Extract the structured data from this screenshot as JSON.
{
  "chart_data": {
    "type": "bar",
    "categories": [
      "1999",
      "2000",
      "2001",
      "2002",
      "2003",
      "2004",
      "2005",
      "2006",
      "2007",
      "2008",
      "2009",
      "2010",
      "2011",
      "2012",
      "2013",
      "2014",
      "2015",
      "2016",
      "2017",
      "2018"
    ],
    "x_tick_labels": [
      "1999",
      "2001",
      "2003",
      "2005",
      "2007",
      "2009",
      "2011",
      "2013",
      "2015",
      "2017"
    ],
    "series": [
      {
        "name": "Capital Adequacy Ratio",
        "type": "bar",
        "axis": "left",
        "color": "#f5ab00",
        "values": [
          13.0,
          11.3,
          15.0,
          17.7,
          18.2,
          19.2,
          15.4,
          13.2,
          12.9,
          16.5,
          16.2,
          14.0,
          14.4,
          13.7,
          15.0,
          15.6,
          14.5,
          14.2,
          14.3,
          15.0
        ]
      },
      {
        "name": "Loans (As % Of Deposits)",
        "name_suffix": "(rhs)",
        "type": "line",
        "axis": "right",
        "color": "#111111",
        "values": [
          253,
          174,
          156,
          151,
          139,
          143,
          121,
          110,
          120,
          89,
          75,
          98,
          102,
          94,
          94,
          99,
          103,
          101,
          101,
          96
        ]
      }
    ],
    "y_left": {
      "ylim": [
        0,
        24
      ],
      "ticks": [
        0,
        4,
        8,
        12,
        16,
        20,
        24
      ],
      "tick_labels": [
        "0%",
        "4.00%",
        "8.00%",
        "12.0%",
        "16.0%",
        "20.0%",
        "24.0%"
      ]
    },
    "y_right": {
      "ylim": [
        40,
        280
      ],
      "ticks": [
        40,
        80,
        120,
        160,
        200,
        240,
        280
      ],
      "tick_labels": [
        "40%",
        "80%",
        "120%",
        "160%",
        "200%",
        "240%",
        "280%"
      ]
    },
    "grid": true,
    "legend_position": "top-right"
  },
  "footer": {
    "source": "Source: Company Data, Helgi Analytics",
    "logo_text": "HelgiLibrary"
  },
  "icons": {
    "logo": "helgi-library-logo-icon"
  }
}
┄┄┄┄┄┄
▶ The exercise:
Output the listing above exactly as it appears.

▶ Output below:
Extract the structured data from this screenshot as JSON.
{
  "chart_data": {
    "type": "bar",
    "categories": [
      "1999",
      "2000",
      "2001",
      "2002",
      "2003",
      "2004",
      "2005",
      "2006",
      "2007",
      "2008",
      "2009",
      "2010",
      "2011",
      "2012",
      "2013",
      "2014",
      "2015",
      "2016",
      "2017",
      "2018"
    ],
    "x_tick_labels": [
      "1999",
      "2001",
      "2003",
      "2005",
      "2007",
      "2009",
      "2011",
      "2013",
      "2015",
      "2017"
    ],
    "series": [
      {
        "name": "Capital Adequacy Ratio",
        "type": "bar",
        "axis": "left",
        "color": "#f5ab00",
        "values": [
          13.0,
          11.3,
          15.0,
          17.7,
          18.2,
          19.2,
          15.4,
          13.2,
          12.9,
          16.5,
          16.2,
          14.0,
          14.4,
          13.7,
          15.0,
          15.6,
          14.5,
          14.2,
          14.3,
          15.0
        ]
      },
      {
        "name": "Loans (As % Of Deposits)",
        "name_suffix": "(rhs)",
        "type": "line",
        "axis": "right",
        "color": "#111111",
        "values": [
          253,
          174,
          156,
          151,
          139,
          143,
          121,
          110,
          120,
          89,
          75,
          98,
          102,
          94,
          94,
          99,
          103,
          101,
          101,
          96
        ]
      }
    ],
    "y_left": {
      "ylim": [
        0,
        24
      ],
      "ticks": [
        0,
        4,
        8,
        12,
        16,
        20,
        24
      ],
      "tick_labels": [
        "0%",
        "4.00%",
        "8.00%",
        "12.0%",
        "16.0%",
        "20.0%",
        "24.0%"
      ]
    },
    "y_right": {
      "ylim": [
        40,
        280
      ],
      "ticks": [
        40,
        80,
        120,
        160,
        200,
        240,
        280
      ],
      "tick_labels": [
        "40%",
        "80%",
        "120%",
        "160%",
        "200%",
        "240%",
        "280%"
      ]
    },
    "grid": true,
    "legend_position": "top-right"
  },
  "footer": {
    "source": "Source: Company Data, Helgi Analytics",
    "logo_text": "HelgiLibrary"
  },
  "icons": {
    "logo": "helgi-library-logo-icon"
  }
}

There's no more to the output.